→ **Source passage**
Using Long or Any is recommended for auto-generated numeric keys. Int is limited to 32-bit and may be insufficient for large tables.
@indexed
Creates a secondary index on the attribute for fast querying. Required for filtering by this attribute in REST queries, SQL, or NoSQL operations.
type Product @table {
id: Long @primaryKey
category: String @indexed
price: Float @indexed
}
If the field value is an array, each element in the array is individually indexed, enabling queries by any individual value.
Null values are indexed by default (added in v4.3.0), enabling queries like GET /Product/?category=null.
@embed
Added in: v5.1.0
Automatically computes an embedding vector for the attribute whenever the source field is written, using a configured embedding model:
type Document @table {
id: Long @primaryKey
text: String
embedding: [Float] @embed(source: "text", model: "default")
}
source— the name of the field to embed. Must be a declared field on the same type, passed as a string literal.model— the logical name of a configured embedding model, passed as a string literal.

→ **Stated exercise A**
Name every directive that begins with "@" in the schema directive documentation, each listed once.
→ **Stated exercise B**
Write the next part of the schema directive documentation, picking up after its final sentence.

→ **Extracted information**
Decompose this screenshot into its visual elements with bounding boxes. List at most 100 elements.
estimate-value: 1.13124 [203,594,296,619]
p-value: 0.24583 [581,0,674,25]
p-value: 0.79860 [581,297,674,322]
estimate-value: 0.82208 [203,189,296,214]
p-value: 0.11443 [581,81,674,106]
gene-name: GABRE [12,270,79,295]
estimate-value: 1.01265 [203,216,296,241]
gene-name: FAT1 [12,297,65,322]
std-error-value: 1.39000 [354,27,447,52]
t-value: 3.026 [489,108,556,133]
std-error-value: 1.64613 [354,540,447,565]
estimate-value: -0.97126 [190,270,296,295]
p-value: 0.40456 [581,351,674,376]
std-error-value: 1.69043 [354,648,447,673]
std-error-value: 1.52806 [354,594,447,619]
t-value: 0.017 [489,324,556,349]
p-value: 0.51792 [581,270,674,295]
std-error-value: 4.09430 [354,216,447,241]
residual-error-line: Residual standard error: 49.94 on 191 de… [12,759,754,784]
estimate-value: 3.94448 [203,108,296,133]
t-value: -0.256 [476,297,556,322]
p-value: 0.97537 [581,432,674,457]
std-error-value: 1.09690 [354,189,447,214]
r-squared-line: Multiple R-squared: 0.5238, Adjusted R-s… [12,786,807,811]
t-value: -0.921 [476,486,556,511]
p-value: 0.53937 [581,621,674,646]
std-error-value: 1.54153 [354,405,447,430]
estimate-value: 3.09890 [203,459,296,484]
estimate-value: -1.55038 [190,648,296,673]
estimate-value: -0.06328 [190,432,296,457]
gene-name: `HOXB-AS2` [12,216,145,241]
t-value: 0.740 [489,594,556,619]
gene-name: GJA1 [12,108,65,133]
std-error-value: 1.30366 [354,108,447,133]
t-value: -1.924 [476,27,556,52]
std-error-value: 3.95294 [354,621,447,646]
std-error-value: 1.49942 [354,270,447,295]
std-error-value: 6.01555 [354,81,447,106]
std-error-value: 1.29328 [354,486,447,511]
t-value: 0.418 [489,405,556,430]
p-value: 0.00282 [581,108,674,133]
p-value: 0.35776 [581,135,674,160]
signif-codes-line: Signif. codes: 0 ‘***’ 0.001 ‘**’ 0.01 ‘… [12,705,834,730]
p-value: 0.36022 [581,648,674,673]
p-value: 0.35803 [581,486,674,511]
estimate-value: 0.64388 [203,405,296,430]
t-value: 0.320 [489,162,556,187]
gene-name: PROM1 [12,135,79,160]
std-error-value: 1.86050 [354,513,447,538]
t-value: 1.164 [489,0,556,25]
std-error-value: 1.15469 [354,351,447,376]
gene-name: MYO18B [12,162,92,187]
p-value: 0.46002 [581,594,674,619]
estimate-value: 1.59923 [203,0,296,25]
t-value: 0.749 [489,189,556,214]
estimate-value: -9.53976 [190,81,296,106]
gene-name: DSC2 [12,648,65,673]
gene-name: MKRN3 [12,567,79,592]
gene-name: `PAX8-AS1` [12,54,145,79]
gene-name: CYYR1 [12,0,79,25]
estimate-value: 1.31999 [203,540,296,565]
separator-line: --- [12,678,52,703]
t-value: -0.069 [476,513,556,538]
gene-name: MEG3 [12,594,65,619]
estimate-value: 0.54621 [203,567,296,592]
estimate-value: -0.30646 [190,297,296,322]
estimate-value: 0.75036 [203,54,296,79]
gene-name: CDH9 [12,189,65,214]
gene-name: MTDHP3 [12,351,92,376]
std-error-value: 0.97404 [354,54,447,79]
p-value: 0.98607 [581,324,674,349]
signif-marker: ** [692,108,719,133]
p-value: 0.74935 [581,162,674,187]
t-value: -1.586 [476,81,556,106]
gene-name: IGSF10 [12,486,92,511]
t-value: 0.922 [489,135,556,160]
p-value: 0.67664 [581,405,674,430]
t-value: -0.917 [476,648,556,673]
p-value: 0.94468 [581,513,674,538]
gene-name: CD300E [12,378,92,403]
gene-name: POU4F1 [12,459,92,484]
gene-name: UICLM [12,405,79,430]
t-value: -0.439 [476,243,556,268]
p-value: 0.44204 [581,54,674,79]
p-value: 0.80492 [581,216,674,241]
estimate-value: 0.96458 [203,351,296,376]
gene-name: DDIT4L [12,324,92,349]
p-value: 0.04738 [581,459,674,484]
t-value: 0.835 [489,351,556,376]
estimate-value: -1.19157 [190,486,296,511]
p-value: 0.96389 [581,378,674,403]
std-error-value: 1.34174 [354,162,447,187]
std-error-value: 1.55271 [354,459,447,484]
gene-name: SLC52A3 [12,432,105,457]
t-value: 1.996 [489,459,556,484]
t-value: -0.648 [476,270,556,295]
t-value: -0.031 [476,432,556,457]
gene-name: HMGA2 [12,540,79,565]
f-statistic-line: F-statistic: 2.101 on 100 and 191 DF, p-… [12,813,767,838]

→ **Right answer A**
@table, @primaryKey, @indexed, @embed

→ **Right answer B**
The attribute type must be [Float]. The attribute is automatically indexed with an HNSW vector index, so it is immediately searchable by similarity; an explicit @indexed on the same attribute is allowed only if it is also HNSW.
Write semantics:
- Creating a record with the source field, or updating the source field, computes the vector before the write commits (with
inputType: 'document'). A failure to compute the embedding fails the write. - An update that does not touch the source field leaves the vector unchanged.
- Setting the source field to
nullsets the vector tonull. - Replicated writes and audit-log replays do not re-embed — the vector travels with the record, and only the node that accepted the original write calls the model.
Multiple @embed attributes on one type are computed concurrently.
@createdTime
Automatically assigns a creation timestamp (Unix epoch milliseconds) to the attribute when a record is created.
type Event @table {
id: Long @primaryKey
createdAt: Long @createdTime
}
@updatedTime
Automatically assigns a timestamp (Unix epoch milliseconds) each time the record is updated.
type Event @table {
id: Long @primaryKey
updatedAt: Long @updatedTime
}
@hidden (Field Directive)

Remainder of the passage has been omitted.